#### [Stated exercise]
Your task is to copy the listing exactly. Drop any pictures from the copy.

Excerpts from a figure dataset
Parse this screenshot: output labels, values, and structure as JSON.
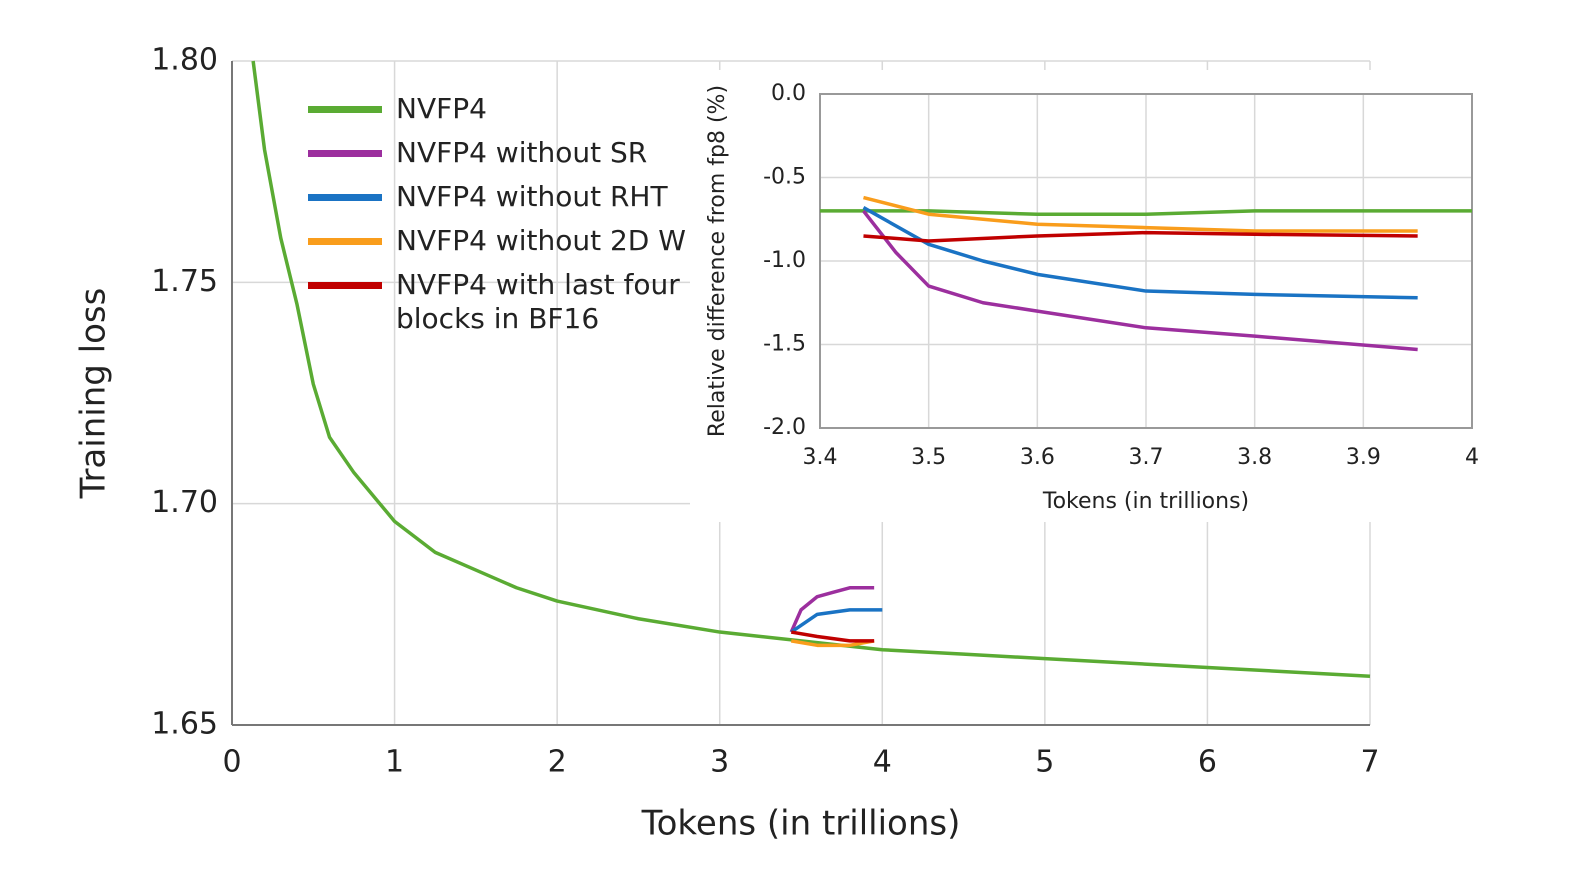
{
  "chart_data": [
    {
      "type": "line",
      "xlabel": "Tokens (in trillions)",
      "ylabel": "Training loss",
      "xlim": [
        0,
        7
      ],
      "ylim": [
        1.65,
        1.8
      ],
      "xticks": [
        0,
        1,
        2,
        3,
        4,
        5,
        6,
        7
      ],
      "yticks": [
        1.65,
        {
          "value": 1.7,
          "label": "1.70"
        },
        1.75,
        {
          "value": 1.8,
          "label": "1.80"
        }
      ],
      "grid": true,
      "legend": "upper left",
      "series": [
        {
          "name": "NVFP4",
          "color": "#5aab33",
          "x": [
            0.13,
            0.2,
            0.3,
            0.4,
            0.5,
            0.6,
            0.75,
            1.0,
            1.25,
            1.5,
            1.75,
            2.0,
            2.5,
            3.0,
            3.5,
            4.0,
            4.5,
            5.0,
            5.5,
            6.0,
            6.5,
            7.0
          ],
          "values": [
            1.8,
            1.78,
            1.76,
            1.745,
            1.727,
            1.715,
            1.707,
            1.696,
            1.689,
            1.685,
            1.681,
            1.678,
            1.674,
            1.671,
            1.669,
            1.667,
            1.666,
            1.665,
            1.664,
            1.663,
            1.662,
            1.661
          ]
        },
        {
          "name": "NVFP4 without SR",
          "color": "#9c2f9e",
          "x": [
            3.44,
            3.5,
            3.6,
            3.7,
            3.8,
            3.95
          ],
          "values": [
            1.671,
            1.676,
            1.679,
            1.68,
            1.681,
            1.681
          ]
        },
        {
          "name": "NVFP4 without RHT",
          "color": "#1a73c4",
          "x": [
            3.44,
            3.6,
            3.8,
            4.0
          ],
          "values": [
            1.671,
            1.675,
            1.676,
            1.676
          ]
        },
        {
          "name": "NVFP4 without 2D W",
          "color": "#f99d1c",
          "x": [
            3.44,
            3.6,
            3.8,
            3.95
          ],
          "values": [
            1.669,
            1.668,
            1.668,
            1.669
          ]
        },
        {
          "name": "NVFP4 with last four blocks in BF16",
          "color": "#c00000",
          "x": [
            3.44,
            3.6,
            3.8,
            3.95
          ],
          "values": [
            1.671,
            1.67,
            1.669,
            1.669
          ]
        }
      ]
    },
    {
      "type": "line",
      "xlabel": "Tokens (in trillions)",
      "ylabel": "Relative difference from fp8 (%)",
      "xlim": [
        3.4,
        4
      ],
      "ylim": [
        -2,
        0
      ],
      "xticks": [
        3.4,
        3.5,
        3.6,
        3.7,
        3.8,
        3.9,
        4
      ],
      "yticks": [
        {
          "value": -2,
          "label": "-2.0"
        },
        -1.5,
        {
          "value": -1,
          "label": "-1.0"
        },
        -0.5,
        {
          "value": 0,
          "label": "0.0"
        }
      ],
      "grid": true,
      "series": [
        {
          "color": "#5aab33",
          "x": [
            3.4,
            3.5,
            3.6,
            3.7,
            3.8,
            3.9,
            4.0
          ],
          "values": [
            -0.7,
            -0.7,
            -0.72,
            -0.72,
            -0.7,
            -0.7,
            -0.7
          ]
        },
        {
          "color": "#9c2f9e",
          "x": [
            3.44,
            3.47,
            3.5,
            3.55,
            3.6,
            3.7,
            3.8,
            3.95
          ],
          "values": [
            -0.7,
            -0.95,
            -1.15,
            -1.25,
            -1.3,
            -1.4,
            -1.45,
            -1.53
          ]
        },
        {
          "color": "#1a73c4",
          "x": [
            3.44,
            3.5,
            3.55,
            3.6,
            3.7,
            3.8,
            3.95
          ],
          "values": [
            -0.68,
            -0.9,
            -1.0,
            -1.08,
            -1.18,
            -1.2,
            -1.22
          ]
        },
        {
          "color": "#f99d1c",
          "x": [
            3.44,
            3.5,
            3.6,
            3.7,
            3.8,
            3.95
          ],
          "values": [
            -0.62,
            -0.72,
            -0.78,
            -0.8,
            -0.82,
            -0.82
          ]
        },
        {
          "color": "#c00000",
          "x": [
            3.44,
            3.5,
            3.6,
            3.7,
            3.8,
            3.95
          ],
          "values": [
            -0.85,
            -0.88,
            -0.85,
            -0.83,
            -0.84,
            -0.85
          ]
        }
      ]
    }
  ]
}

#### [Response below]
Parse this screenshot: output labels, values, and structure as JSON.
{
  "chart_data": [
    {
      "type": "line",
      "xlabel": "Tokens (in trillions)",
      "ylabel": "Training loss",
      "xlim": [
        0,
        7
      ],
      "ylim": [
        1.65,
        1.8
      ],
      "xticks": [
        0,
        1,
        2,
        3,
        4,
        5,
        6,
        7
      ],
      "yticks": [
        1.65,
        {
          "value": 1.7,
          "label": "1.70"
        },
        1.75,
        {
          "value": 1.8,
          "label": "1.80"
        }
      ],
      "grid": true,
      "legend": "upper left",
      "series": [
        {
          "name": "NVFP4",
          "color": "#5aab33",
          "x": [
            0.13,
            0.2,
            0.3,
            0.4,
            0.5,
            0.6,
            0.75,
            1.0,
            1.25,
            1.5,
            1.75,
            2.0,
            2.5,
            3.0,
            3.5,
            4.0,
            4.5,
            5.0,
            5.5,
            6.0,
            6.5,
            7.0
          ],
          "values": [
            1.8,
            1.78,
            1.76,
            1.745,
            1.727,
            1.715,
            1.707,
            1.696,
            1.689,
            1.685,
            1.681,
            1.678,
            1.674,
            1.671,
            1.669,
            1.667,
            1.666,
            1.665,
            1.664,
            1.663,
            1.662,
            1.661
          ]
        },
        {
          "name": "NVFP4 without SR",
          "color": "#9c2f9e",
          "x": [
            3.44,
            3.5,
            3.6,
            3.7,
            3.8,
            3.95
          ],
          "values": [
            1.671,
            1.676,
            1.679,
            1.68,
            1.681,
            1.681
          ]
        },
        {
          "name": "NVFP4 without RHT",
          "color": "#1a73c4",
          "x": [
            3.44,
            3.6,
            3.8,
            4.0
          ],
          "values": [
            1.671,
            1.675,
            1.676,
            1.676
          ]
        },
        {
          "name": "NVFP4 without 2D W",
          "color": "#f99d1c",
          "x": [
            3.44,
            3.6,
            3.8,
            3.95
          ],
          "values": [
            1.669,
            1.668,
            1.668,
            1.669
          ]
        },
        {
          "name": "NVFP4 with last four blocks in BF16",
          "color": "#c00000",
          "x": [
            3.44,
            3.6,
            3.8,
            3.95
          ],
          "values": [
            1.671,
            1.67,
            1.669,
            1.669
          ]
        }
      ]
    },
    {
      "type": "line",
      "xlabel": "Tokens (in trillions)",
      "ylabel": "Relative difference from fp8 (%)",
      "xlim": [
        3.4,
        4
      ],
      "ylim": [
        -2,
        0
      ],
      "xticks": [
        3.4,
        3.5,
        3.6,
        3.7,
        3.8,
        3.9,
        4
      ],
      "yticks": [
        {
          "value": -2,
          "label": "-2.0"
        },
        -1.5,
        {
          "value": -1,
          "label": "-1.0"
        },
        -0.5,
        {
          "value": 0,
          "label": "0.0"
        }
      ],
      "grid": true,
      "series": [
        {
          "color": "#5aab33",
          "x": [
            3.4,
            3.5,
            3.6,
            3.7,
            3.8,
            3.9,
            4.0
          ],
          "values": [
            -0.7,
            -0.7,
            -0.72,
            -0.72,
            -0.7,
            -0.7,
            -0.7
          ]
        },
        {
          "color": "#9c2f9e",
          "x": [
            3.44,
            3.47,
            3.5,
            3.55,
            3.6,
            3.7,
            3.8,
            3.95
          ],
          "values": [
            -0.7,
            -0.95,
            -1.15,
            -1.25,
            -1.3,
            -1.4,
            -1.45,
            -1.53
          ]
        },
        {
          "color": "#1a73c4",
          "x": [
            3.44,
            3.5,
            3.55,
            3.6,
            3.7,
            3.8,
            3.95
          ],
          "values": [
            -0.68,
            -0.9,
            -1.0,
            -1.08,
            -1.18,
            -1.2,
            -1.22
          ]
        },
        {
          "color": "#f99d1c",
          "x": [
            3.44,
            3.5,
            3.6,
            3.7,
            3.8,
            3.95
          ],
          "values": [
            -0.62,
            -0.72,
            -0.78,
            -0.8,
            -0.82,
            -0.82
          ]
        },
        {
          "color": "#c00000",
          "x": [
            3.44,
            3.5,
            3.6,
            3.7,
            3.8,
            3.95
          ],
          "values": [
            -0.85,
            -0.88,
            -0.85,
            -0.83,
            -0.84,
            -0.85
          ]
        }
      ]
    }
  ]
}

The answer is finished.